* [Task requirements] Omit the images, then output each of the records below exactly.
===== Material provided
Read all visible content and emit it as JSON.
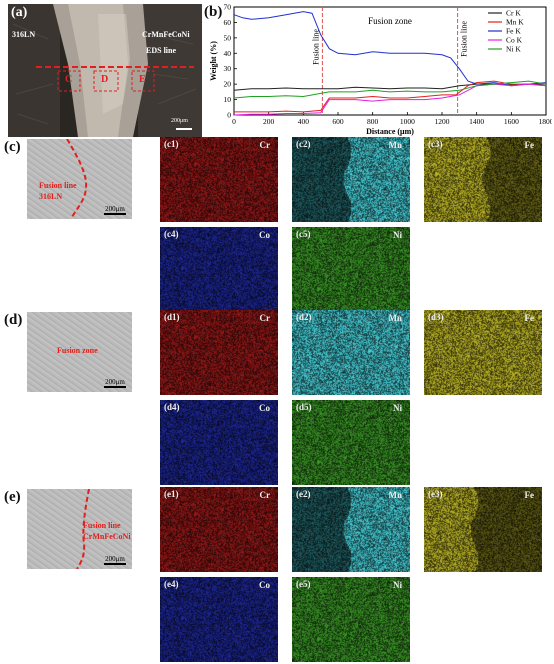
{
  "panel_a": {
    "label": "(a)",
    "left_material": "316LN",
    "right_material": "CrMnFeCoNi",
    "eds_line": "EDS line",
    "region_c": "C",
    "region_d": "D",
    "region_e": "E",
    "scale": "200μm"
  },
  "panel_b": {
    "label": "(b)"
  },
  "chart_data": {
    "type": "line",
    "xlabel": "Distance (μm)",
    "ylabel": "Weight (%)",
    "xlim": [
      0,
      1800
    ],
    "ylim": [
      0,
      70
    ],
    "xticks": [
      "0",
      "200",
      "400",
      "600",
      "800",
      "1000",
      "1200",
      "1400",
      "1600",
      "1800"
    ],
    "yticks": [
      "0",
      "10",
      "20",
      "30",
      "40",
      "50",
      "60",
      "70"
    ],
    "legend_position": "top-right",
    "annotations": {
      "left_line": "Fusion line",
      "zone": "Fusion zone",
      "right_line": "Fusion line"
    },
    "fusion_line_x": [
      510,
      1290
    ],
    "series": [
      {
        "name": "Cr K",
        "color": "#222222",
        "x": [
          0,
          100,
          200,
          300,
          400,
          500,
          600,
          700,
          800,
          900,
          1000,
          1100,
          1200,
          1300,
          1400,
          1500,
          1600,
          1700,
          1800
        ],
        "y": [
          16,
          17,
          17,
          17.5,
          17,
          17,
          17,
          18,
          17.5,
          17,
          17.5,
          17.5,
          17,
          19,
          20,
          20,
          19.5,
          20,
          20
        ]
      },
      {
        "name": "Mn K",
        "color": "#e02020",
        "x": [
          0,
          100,
          200,
          300,
          400,
          500,
          550,
          700,
          800,
          900,
          1000,
          1100,
          1200,
          1280,
          1350,
          1400,
          1500,
          1600,
          1700,
          1800
        ],
        "y": [
          2,
          2,
          2,
          2.5,
          2,
          3,
          11,
          11,
          12,
          11,
          11,
          12,
          13,
          13,
          19,
          21,
          22,
          20,
          20,
          19
        ]
      },
      {
        "name": "Fe K",
        "color": "#2030d0",
        "x": [
          0,
          50,
          100,
          200,
          300,
          400,
          450,
          500,
          550,
          600,
          700,
          800,
          900,
          1000,
          1100,
          1200,
          1250,
          1300,
          1350,
          1400,
          1500,
          1600,
          1700,
          1800
        ],
        "y": [
          65,
          63,
          62,
          63,
          65,
          67,
          66,
          52,
          43,
          40,
          39,
          41,
          40,
          40,
          40,
          39,
          37,
          30,
          22,
          20,
          21,
          19,
          20,
          21
        ]
      },
      {
        "name": "Co K",
        "color": "#e020e0",
        "x": [
          0,
          100,
          200,
          300,
          400,
          500,
          550,
          700,
          800,
          900,
          1000,
          1100,
          1200,
          1300,
          1400,
          1500,
          1600,
          1700,
          1800
        ],
        "y": [
          0,
          0.5,
          0.5,
          1,
          1,
          1.5,
          10,
          10,
          9,
          10,
          10,
          10,
          11,
          13,
          19,
          20,
          19,
          20,
          19
        ]
      },
      {
        "name": "Ni K",
        "color": "#20a020",
        "x": [
          0,
          100,
          200,
          300,
          400,
          500,
          550,
          700,
          800,
          900,
          1000,
          1100,
          1200,
          1300,
          1400,
          1500,
          1600,
          1700,
          1800
        ],
        "y": [
          11,
          12,
          12,
          12.5,
          12,
          14,
          15,
          15,
          16,
          15,
          15.5,
          15,
          15,
          16,
          19,
          20,
          21,
          22,
          20
        ]
      }
    ]
  },
  "rows": [
    {
      "key": "c",
      "label": "(c)",
      "sem_text": [
        "Fusion line",
        "316LN"
      ],
      "scale": "200μm",
      "maps": [
        {
          "tag": "(c1)",
          "element": "Cr"
        },
        {
          "tag": "(c2)",
          "element": "Mn"
        },
        {
          "tag": "(c3)",
          "element": "Fe"
        },
        {
          "tag": "(c4)",
          "element": "Co"
        },
        {
          "tag": "(c5)",
          "element": "Ni"
        }
      ]
    },
    {
      "key": "d",
      "label": "(d)",
      "sem_text": [
        "Fusion zone"
      ],
      "scale": "200μm",
      "maps": [
        {
          "tag": "(d1)",
          "element": "Cr"
        },
        {
          "tag": "(d2)",
          "element": "Mn"
        },
        {
          "tag": "(d3)",
          "element": "Fe"
        },
        {
          "tag": "(d4)",
          "element": "Co"
        },
        {
          "tag": "(d5)",
          "element": "Ni"
        }
      ]
    },
    {
      "key": "e",
      "label": "(e)",
      "sem_text": [
        "Fusion line",
        "CrMnFeCoNi"
      ],
      "scale": "200μm",
      "maps": [
        {
          "tag": "(e1)",
          "element": "Cr"
        },
        {
          "tag": "(e2)",
          "element": "Mn"
        },
        {
          "tag": "(e3)",
          "element": "Fe"
        },
        {
          "tag": "(e4)",
          "element": "Co"
        },
        {
          "tag": "(e5)",
          "element": "Ni"
        }
      ]
    }
  ],
  "element_colors": {
    "Cr": "#7a1414",
    "Mn": "#3aa8b0",
    "Fe": "#9a9420",
    "Co": "#18207a",
    "Ni": "#2f7a1f"
  }
}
==========
* [The solution]
Read all visible content and emit it as JSON.
{
  "panel_a": {
    "label": "(a)",
    "left_material": "316LN",
    "right_material": "CrMnFeCoNi",
    "eds_line": "EDS line",
    "region_c": "C",
    "region_d": "D",
    "region_e": "E",
    "scale": "200μm"
  },
  "panel_b": {
    "label": "(b)"
  },
  "chart_data": {
    "type": "line",
    "xlabel": "Distance (μm)",
    "ylabel": "Weight (%)",
    "xlim": [
      0,
      1800
    ],
    "ylim": [
      0,
      70
    ],
    "xticks": [
      "0",
      "200",
      "400",
      "600",
      "800",
      "1000",
      "1200",
      "1400",
      "1600",
      "1800"
    ],
    "yticks": [
      "0",
      "10",
      "20",
      "30",
      "40",
      "50",
      "60",
      "70"
    ],
    "legend_position": "top-right",
    "annotations": {
      "left_line": "Fusion line",
      "zone": "Fusion zone",
      "right_line": "Fusion line"
    },
    "fusion_line_x": [
      510,
      1290
    ],
    "series": [
      {
        "name": "Cr K",
        "color": "#222222",
        "x": [
          0,
          100,
          200,
          300,
          400,
          500,
          600,
          700,
          800,
          900,
          1000,
          1100,
          1200,
          1300,
          1400,
          1500,
          1600,
          1700,
          1800
        ],
        "y": [
          16,
          17,
          17,
          17.5,
          17,
          17,
          17,
          18,
          17.5,
          17,
          17.5,
          17.5,
          17,
          19,
          20,
          20,
          19.5,
          20,
          20
        ]
      },
      {
        "name": "Mn K",
        "color": "#e02020",
        "x": [
          0,
          100,
          200,
          300,
          400,
          500,
          550,
          700,
          800,
          900,
          1000,
          1100,
          1200,
          1280,
          1350,
          1400,
          1500,
          1600,
          1700,
          1800
        ],
        "y": [
          2,
          2,
          2,
          2.5,
          2,
          3,
          11,
          11,
          12,
          11,
          11,
          12,
          13,
          13,
          19,
          21,
          22,
          20,
          20,
          19
        ]
      },
      {
        "name": "Fe K",
        "color": "#2030d0",
        "x": [
          0,
          50,
          100,
          200,
          300,
          400,
          450,
          500,
          550,
          600,
          700,
          800,
          900,
          1000,
          1100,
          1200,
          1250,
          1300,
          1350,
          1400,
          1500,
          1600,
          1700,
          1800
        ],
        "y": [
          65,
          63,
          62,
          63,
          65,
          67,
          66,
          52,
          43,
          40,
          39,
          41,
          40,
          40,
          40,
          39,
          37,
          30,
          22,
          20,
          21,
          19,
          20,
          21
        ]
      },
      {
        "name": "Co K",
        "color": "#e020e0",
        "x": [
          0,
          100,
          200,
          300,
          400,
          500,
          550,
          700,
          800,
          900,
          1000,
          1100,
          1200,
          1300,
          1400,
          1500,
          1600,
          1700,
          1800
        ],
        "y": [
          0,
          0.5,
          0.5,
          1,
          1,
          1.5,
          10,
          10,
          9,
          10,
          10,
          10,
          11,
          13,
          19,
          20,
          19,
          20,
          19
        ]
      },
      {
        "name": "Ni K",
        "color": "#20a020",
        "x": [
          0,
          100,
          200,
          300,
          400,
          500,
          550,
          700,
          800,
          900,
          1000,
          1100,
          1200,
          1300,
          1400,
          1500,
          1600,
          1700,
          1800
        ],
        "y": [
          11,
          12,
          12,
          12.5,
          12,
          14,
          15,
          15,
          16,
          15,
          15.5,
          15,
          15,
          16,
          19,
          20,
          21,
          22,
          20
        ]
      }
    ]
  },
  "rows": [
    {
      "key": "c",
      "label": "(c)",
      "sem_text": [
        "Fusion line",
        "316LN"
      ],
      "scale": "200μm",
      "maps": [
        {
          "tag": "(c1)",
          "element": "Cr"
        },
        {
          "tag": "(c2)",
          "element": "Mn"
        },
        {
          "tag": "(c3)",
          "element": "Fe"
        },
        {
          "tag": "(c4)",
          "element": "Co"
        },
        {
          "tag": "(c5)",
          "element": "Ni"
        }
      ]
    },
    {
      "key": "d",
      "label": "(d)",
      "sem_text": [
        "Fusion zone"
      ],
      "scale": "200μm",
      "maps": [
        {
          "tag": "(d1)",
          "element": "Cr"
        },
        {
          "tag": "(d2)",
          "element": "Mn"
        },
        {
          "tag": "(d3)",
          "element": "Fe"
        },
        {
          "tag": "(d4)",
          "element": "Co"
        },
        {
          "tag": "(d5)",
          "element": "Ni"
        }
      ]
    },
    {
      "key": "e",
      "label": "(e)",
      "sem_text": [
        "Fusion line",
        "CrMnFeCoNi"
      ],
      "scale": "200μm",
      "maps": [
        {
          "tag": "(e1)",
          "element": "Cr"
        },
        {
          "tag": "(e2)",
          "element": "Mn"
        },
        {
          "tag": "(e3)",
          "element": "Fe"
        },
        {
          "tag": "(e4)",
          "element": "Co"
        },
        {
          "tag": "(e5)",
          "element": "Ni"
        }
      ]
    }
  ],
  "element_colors": {
    "Cr": "#7a1414",
    "Mn": "#3aa8b0",
    "Fe": "#9a9420",
    "Co": "#18207a",
    "Ni": "#2f7a1f"
  }
}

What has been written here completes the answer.